_Provided information:_
-- Start --
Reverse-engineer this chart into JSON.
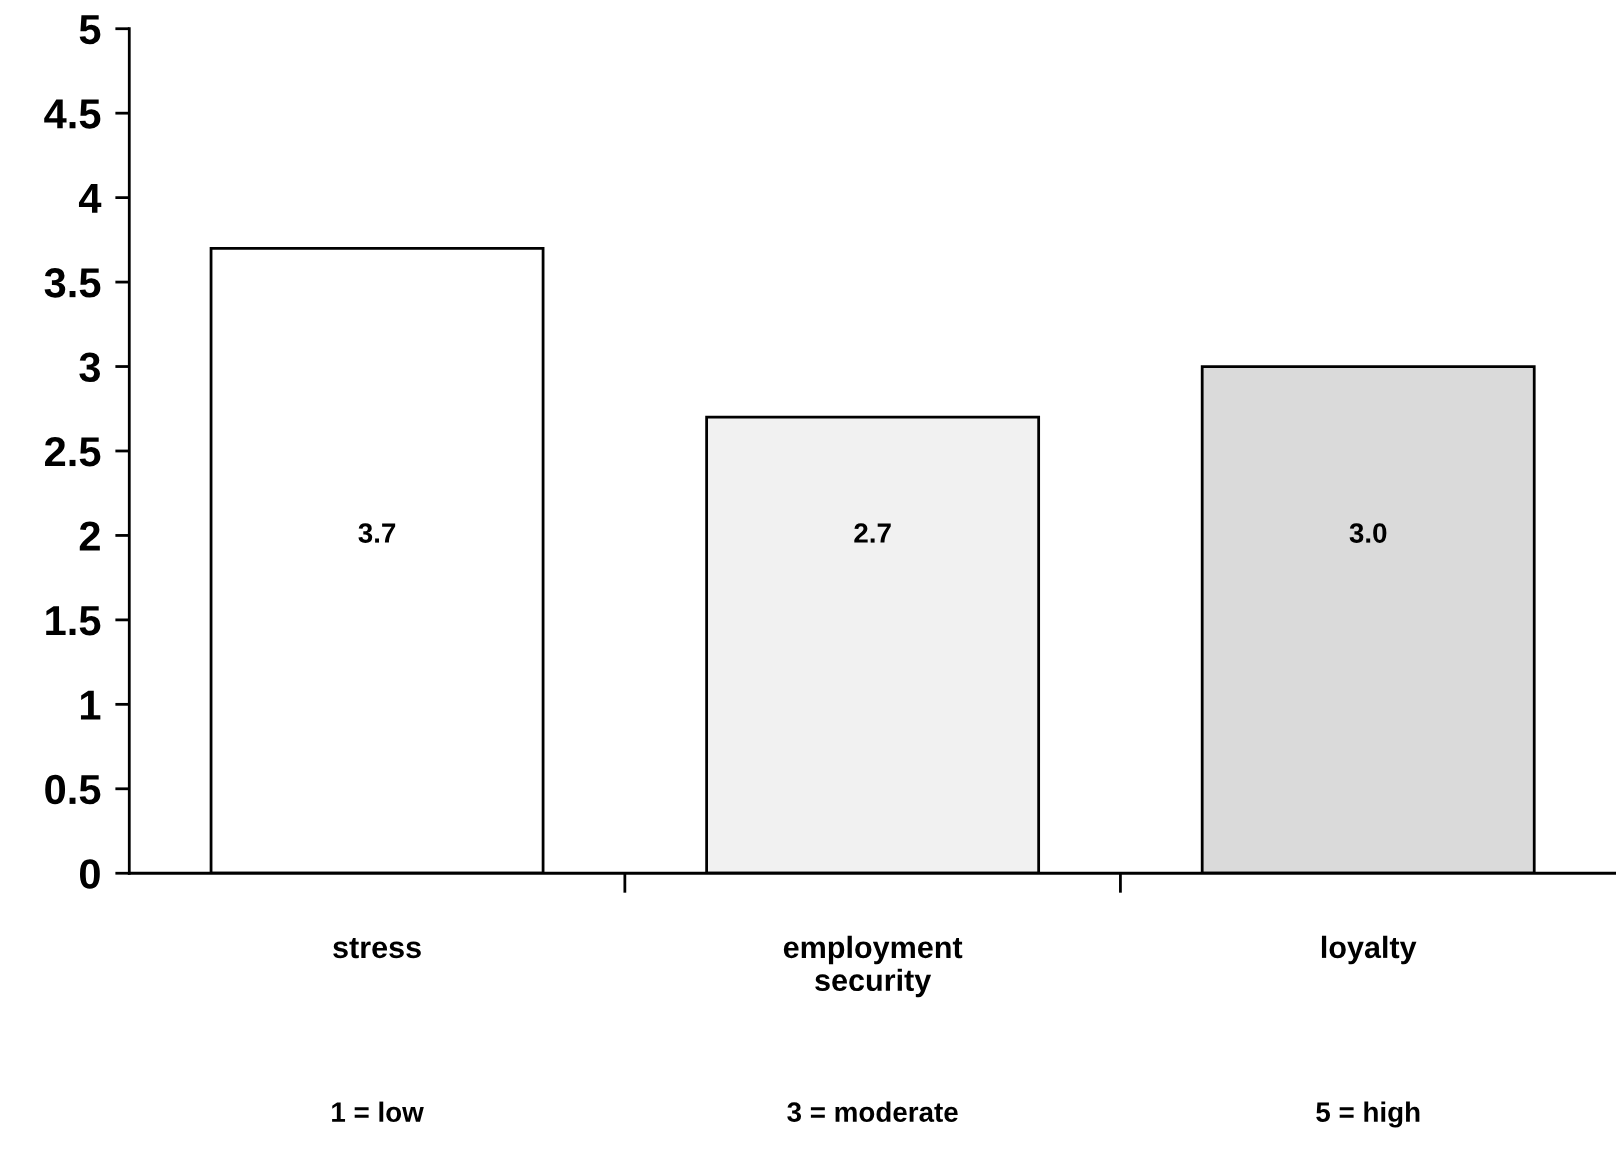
{
  "chart_data": {
    "type": "bar",
    "categories": [
      "stress",
      "employment\nsecurity",
      "loyalty"
    ],
    "values": [
      3.7,
      2.7,
      3.0
    ],
    "value_labels": [
      "3.7",
      "2.7",
      "3.0"
    ],
    "colors": [
      "#ffffff",
      "#f1f1f1",
      "#dadada"
    ],
    "ylim": [
      0,
      5
    ],
    "yticks": [
      0,
      0.5,
      1,
      1.5,
      2,
      2.5,
      3,
      3.5,
      4,
      4.5,
      5
    ],
    "grid": false,
    "annotations": [
      "1 = low",
      "3 = moderate",
      "5 = high"
    ]
  }
}
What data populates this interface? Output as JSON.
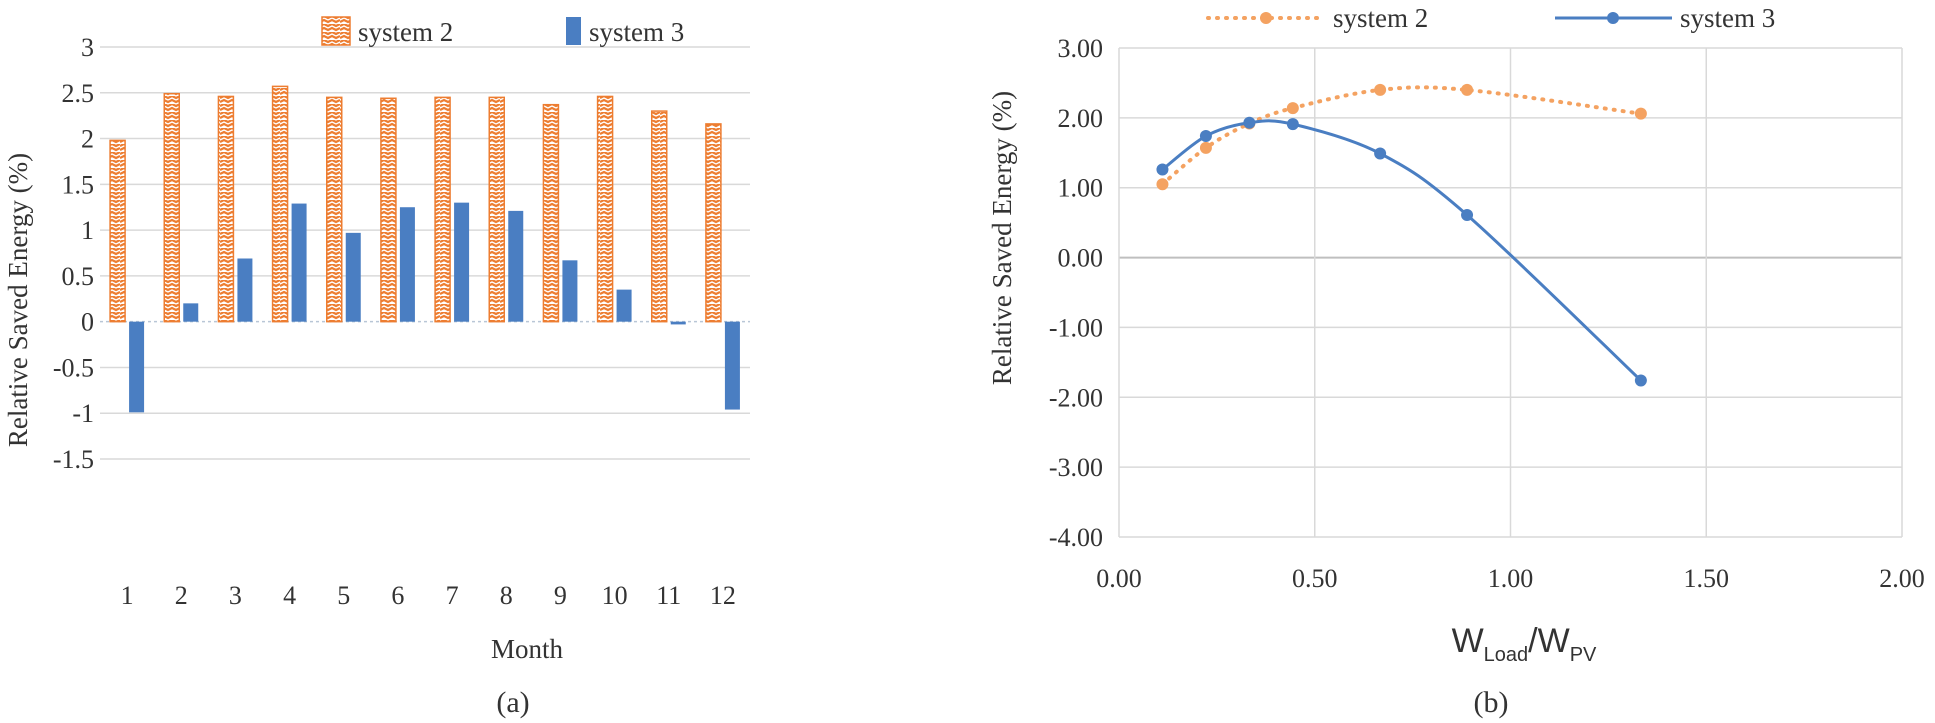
{
  "chart_data": [
    {
      "type": "bar",
      "caption": "(a)",
      "title": "",
      "xlabel": "Month",
      "ylabel": "Relative Saved Energy (%)",
      "categories": [
        "1",
        "2",
        "3",
        "4",
        "5",
        "6",
        "7",
        "8",
        "9",
        "10",
        "11",
        "12"
      ],
      "ylim": [
        -1.5,
        3
      ],
      "yticks": [
        "3",
        "2.5",
        "2",
        "1.5",
        "1",
        "0.5",
        "0",
        "-0.5",
        "-1",
        "-1.5"
      ],
      "grid": true,
      "legend_position": "top",
      "series": [
        {
          "name": "system 2",
          "color": "#ED7D31",
          "pattern": "zigzag-hatch",
          "values": [
            1.98,
            2.49,
            2.46,
            2.57,
            2.45,
            2.44,
            2.45,
            2.45,
            2.37,
            2.46,
            2.3,
            2.16
          ]
        },
        {
          "name": "system 3",
          "color": "#4A7EC2",
          "pattern": "solid",
          "values": [
            -0.99,
            0.2,
            0.69,
            1.29,
            0.97,
            1.25,
            1.3,
            1.21,
            0.67,
            0.35,
            -0.03,
            -0.96
          ]
        }
      ]
    },
    {
      "type": "line",
      "caption": "(b)",
      "title": "",
      "xlabel": {
        "main1": "W",
        "sub1": "Load",
        "slash": "/W",
        "sub2": "PV"
      },
      "ylabel": "Relative Saved Energy (%)",
      "xlim": [
        0,
        2
      ],
      "ylim": [
        -4,
        3
      ],
      "xticks": [
        "0.00",
        "0.50",
        "1.00",
        "1.50",
        "2.00"
      ],
      "yticks": [
        "3.00",
        "2.00",
        "1.00",
        "0.00",
        "-1.00",
        "-2.00",
        "-3.00",
        "-4.00"
      ],
      "grid": true,
      "legend_position": "top",
      "series": [
        {
          "name": "system 2",
          "color": "#F4A261",
          "style": "dotted-smooth",
          "x": [
            0.111,
            0.222,
            0.333,
            0.444,
            0.667,
            0.889,
            1.333
          ],
          "y": [
            1.05,
            1.57,
            1.92,
            2.14,
            2.4,
            2.4,
            2.06
          ]
        },
        {
          "name": "system 3",
          "color": "#4A7EC2",
          "style": "solid-smooth",
          "x": [
            0.111,
            0.222,
            0.333,
            0.444,
            0.667,
            0.889,
            1.333
          ],
          "y": [
            1.26,
            1.74,
            1.93,
            1.91,
            1.49,
            0.61,
            -1.76
          ]
        }
      ]
    }
  ]
}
-- End --
_What is asked:_
Keep the pictures out and write out the records exactly.

_Output for this exercise:_
Reverse-engineer this chart into JSON.
{
  "chart_data": {
    "type": "bar",
    "categories": [
      "stress",
      "employment\nsecurity",
      "loyalty"
    ],
    "values": [
      3.7,
      2.7,
      3.0
    ],
    "value_labels": [
      "3.7",
      "2.7",
      "3.0"
    ],
    "colors": [
      "#ffffff",
      "#f1f1f1",
      "#dadada"
    ],
    "ylim": [
      0,
      5
    ],
    "yticks": [
      0,
      0.5,
      1,
      1.5,
      2,
      2.5,
      3,
      3.5,
      4,
      4.5,
      5
    ],
    "grid": false,
    "annotations": [
      "1 = low",
      "3 = moderate",
      "5 = high"
    ]
  }
}
What data populates this interface? Output as JSON.
{
  "chart_data": [
    {
      "type": "bar",
      "caption": "(a)",
      "title": "",
      "xlabel": "Month",
      "ylabel": "Relative Saved Energy (%)",
      "categories": [
        "1",
        "2",
        "3",
        "4",
        "5",
        "6",
        "7",
        "8",
        "9",
        "10",
        "11",
        "12"
      ],
      "ylim": [
        -1.5,
        3
      ],
      "yticks": [
        "3",
        "2.5",
        "2",
        "1.5",
        "1",
        "0.5",
        "0",
        "-0.5",
        "-1",
        "-1.5"
      ],
      "grid": true,
      "legend_position": "top",
      "series": [
        {
          "name": "system 2",
          "color": "#ED7D31",
          "pattern": "zigzag-hatch",
          "values": [
            1.98,
            2.49,
            2.46,
            2.57,
            2.45,
            2.44,
            2.45,
            2.45,
            2.37,
            2.46,
            2.3,
            2.16
          ]
        },
        {
          "name": "system 3",
          "color": "#4A7EC2",
          "pattern": "solid",
          "values": [
            -0.99,
            0.2,
            0.69,
            1.29,
            0.97,
            1.25,
            1.3,
            1.21,
            0.67,
            0.35,
            -0.03,
            -0.96
          ]
        }
      ]
    },
    {
      "type": "line",
      "caption": "(b)",
      "title": "",
      "xlabel": {
        "main1": "W",
        "sub1": "Load",
        "slash": "/W",
        "sub2": "PV"
      },
      "ylabel": "Relative Saved Energy (%)",
      "xlim": [
        0,
        2
      ],
      "ylim": [
        -4,
        3
      ],
      "xticks": [
        "0.00",
        "0.50",
        "1.00",
        "1.50",
        "2.00"
      ],
      "yticks": [
        "3.00",
        "2.00",
        "1.00",
        "0.00",
        "-1.00",
        "-2.00",
        "-3.00",
        "-4.00"
      ],
      "grid": true,
      "legend_position": "top",
      "series": [
        {
          "name": "system 2",
          "color": "#F4A261",
          "style": "dotted-smooth",
          "x": [
            0.111,
            0.222,
            0.333,
            0.444,
            0.667,
            0.889,
            1.333
          ],
          "y": [
            1.05,
            1.57,
            1.92,
            2.14,
            2.4,
            2.4,
            2.06
          ]
        },
        {
          "name": "system 3",
          "color": "#4A7EC2",
          "style": "solid-smooth",
          "x": [
            0.111,
            0.222,
            0.333,
            0.444,
            0.667,
            0.889,
            1.333
          ],
          "y": [
            1.26,
            1.74,
            1.93,
            1.91,
            1.49,
            0.61,
            -1.76
          ]
        }
      ]
    }
  ]
}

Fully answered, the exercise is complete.